#### Required task
Wherever the string "title" occurs in a line of these records, report that line.

#### Dataset entries
*****
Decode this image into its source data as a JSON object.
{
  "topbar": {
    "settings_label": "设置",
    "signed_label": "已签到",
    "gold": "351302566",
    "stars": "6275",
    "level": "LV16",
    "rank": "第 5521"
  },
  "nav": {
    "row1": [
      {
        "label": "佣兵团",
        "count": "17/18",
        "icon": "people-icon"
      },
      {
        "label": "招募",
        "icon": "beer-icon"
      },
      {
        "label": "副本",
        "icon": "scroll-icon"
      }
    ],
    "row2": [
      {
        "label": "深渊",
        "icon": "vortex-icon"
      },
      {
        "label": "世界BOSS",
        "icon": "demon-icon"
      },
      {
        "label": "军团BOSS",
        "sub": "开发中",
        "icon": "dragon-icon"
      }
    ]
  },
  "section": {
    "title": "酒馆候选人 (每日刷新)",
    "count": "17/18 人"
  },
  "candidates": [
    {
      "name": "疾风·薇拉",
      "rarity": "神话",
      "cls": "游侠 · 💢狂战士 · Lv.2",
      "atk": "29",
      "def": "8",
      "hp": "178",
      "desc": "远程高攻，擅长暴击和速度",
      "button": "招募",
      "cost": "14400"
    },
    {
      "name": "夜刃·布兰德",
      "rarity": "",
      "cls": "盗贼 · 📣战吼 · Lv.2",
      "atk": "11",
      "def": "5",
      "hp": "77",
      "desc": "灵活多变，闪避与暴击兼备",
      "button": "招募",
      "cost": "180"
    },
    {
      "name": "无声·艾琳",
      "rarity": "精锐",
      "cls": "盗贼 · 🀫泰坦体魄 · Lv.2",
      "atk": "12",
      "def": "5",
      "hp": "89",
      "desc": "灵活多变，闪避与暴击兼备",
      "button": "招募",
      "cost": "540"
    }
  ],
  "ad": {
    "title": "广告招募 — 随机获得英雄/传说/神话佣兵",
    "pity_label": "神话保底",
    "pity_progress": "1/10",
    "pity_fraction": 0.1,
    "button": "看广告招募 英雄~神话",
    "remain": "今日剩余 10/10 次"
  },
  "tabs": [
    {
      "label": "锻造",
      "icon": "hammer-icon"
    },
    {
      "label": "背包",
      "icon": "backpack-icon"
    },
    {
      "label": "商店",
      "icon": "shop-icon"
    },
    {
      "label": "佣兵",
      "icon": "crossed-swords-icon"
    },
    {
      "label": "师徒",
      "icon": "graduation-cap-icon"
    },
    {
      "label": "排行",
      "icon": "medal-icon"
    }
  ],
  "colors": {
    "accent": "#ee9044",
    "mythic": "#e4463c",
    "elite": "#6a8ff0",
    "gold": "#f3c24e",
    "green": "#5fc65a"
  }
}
*****
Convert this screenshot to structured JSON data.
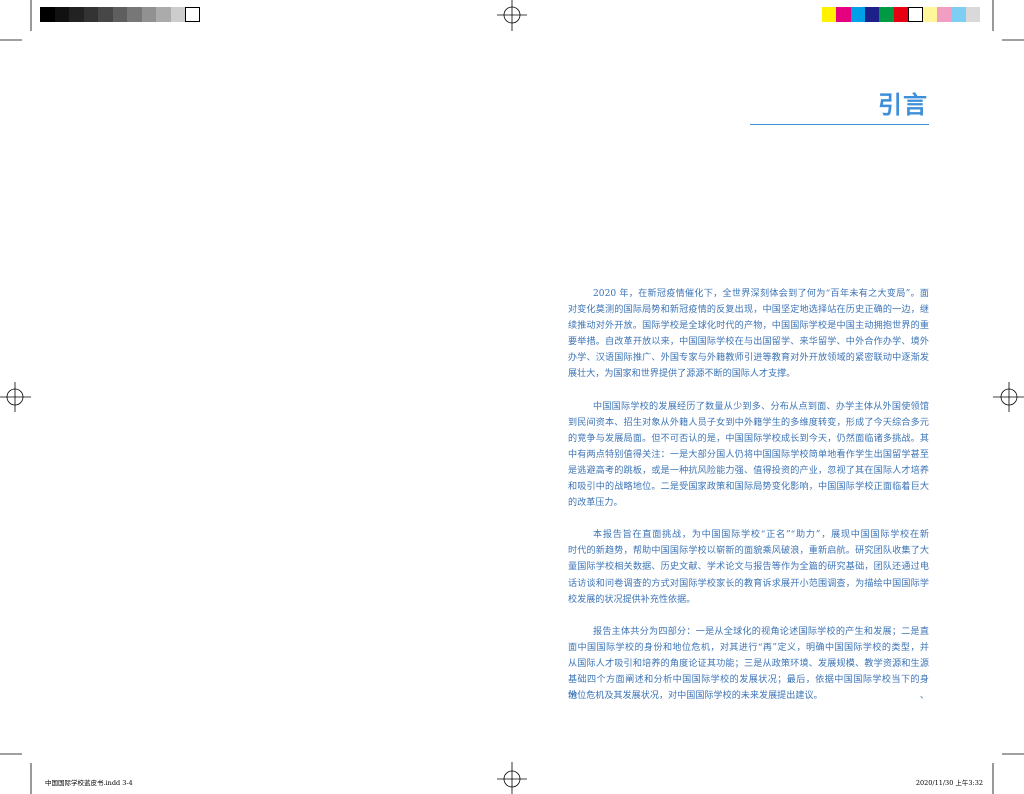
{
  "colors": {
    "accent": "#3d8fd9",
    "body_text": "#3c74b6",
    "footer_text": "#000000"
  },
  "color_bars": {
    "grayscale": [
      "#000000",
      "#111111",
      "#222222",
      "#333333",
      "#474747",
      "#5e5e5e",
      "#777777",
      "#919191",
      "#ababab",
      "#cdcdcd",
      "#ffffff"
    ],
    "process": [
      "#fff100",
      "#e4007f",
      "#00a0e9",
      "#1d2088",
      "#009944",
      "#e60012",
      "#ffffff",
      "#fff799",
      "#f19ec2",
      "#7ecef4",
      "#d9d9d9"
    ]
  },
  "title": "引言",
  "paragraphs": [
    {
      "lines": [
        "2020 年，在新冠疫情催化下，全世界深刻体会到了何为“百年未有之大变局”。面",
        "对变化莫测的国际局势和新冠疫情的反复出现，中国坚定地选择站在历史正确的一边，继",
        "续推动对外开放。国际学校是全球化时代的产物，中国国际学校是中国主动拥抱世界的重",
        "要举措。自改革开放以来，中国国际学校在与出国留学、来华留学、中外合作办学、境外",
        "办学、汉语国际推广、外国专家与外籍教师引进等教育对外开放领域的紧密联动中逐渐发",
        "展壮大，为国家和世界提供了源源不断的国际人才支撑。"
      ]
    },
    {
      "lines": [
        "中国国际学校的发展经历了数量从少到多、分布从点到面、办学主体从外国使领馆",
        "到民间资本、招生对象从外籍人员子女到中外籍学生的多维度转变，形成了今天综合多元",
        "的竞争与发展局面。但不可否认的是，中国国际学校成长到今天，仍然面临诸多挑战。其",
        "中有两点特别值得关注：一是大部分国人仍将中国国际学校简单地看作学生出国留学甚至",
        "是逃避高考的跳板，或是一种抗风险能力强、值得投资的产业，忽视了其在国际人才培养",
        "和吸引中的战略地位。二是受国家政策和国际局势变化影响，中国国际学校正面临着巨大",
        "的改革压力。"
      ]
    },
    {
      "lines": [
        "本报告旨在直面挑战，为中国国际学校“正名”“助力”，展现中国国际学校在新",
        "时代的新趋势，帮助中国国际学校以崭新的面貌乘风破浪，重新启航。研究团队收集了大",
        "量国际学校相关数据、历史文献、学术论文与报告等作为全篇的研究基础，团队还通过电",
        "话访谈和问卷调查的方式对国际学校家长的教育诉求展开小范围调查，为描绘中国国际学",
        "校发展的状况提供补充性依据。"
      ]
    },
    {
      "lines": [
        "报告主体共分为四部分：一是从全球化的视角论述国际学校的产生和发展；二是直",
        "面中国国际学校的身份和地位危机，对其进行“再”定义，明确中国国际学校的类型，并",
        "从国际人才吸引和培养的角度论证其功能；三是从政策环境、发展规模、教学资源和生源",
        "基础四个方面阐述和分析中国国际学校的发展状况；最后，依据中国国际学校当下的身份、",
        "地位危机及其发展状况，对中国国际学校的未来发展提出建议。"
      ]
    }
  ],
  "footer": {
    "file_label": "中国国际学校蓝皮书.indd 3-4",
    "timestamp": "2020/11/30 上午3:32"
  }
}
*****
#### Exercise solution
    "title": "酒馆候选人 (每日刷新)",
    "title": "广告招募 — 随机获得英雄/传说/神话佣兵",
  "title": "引言",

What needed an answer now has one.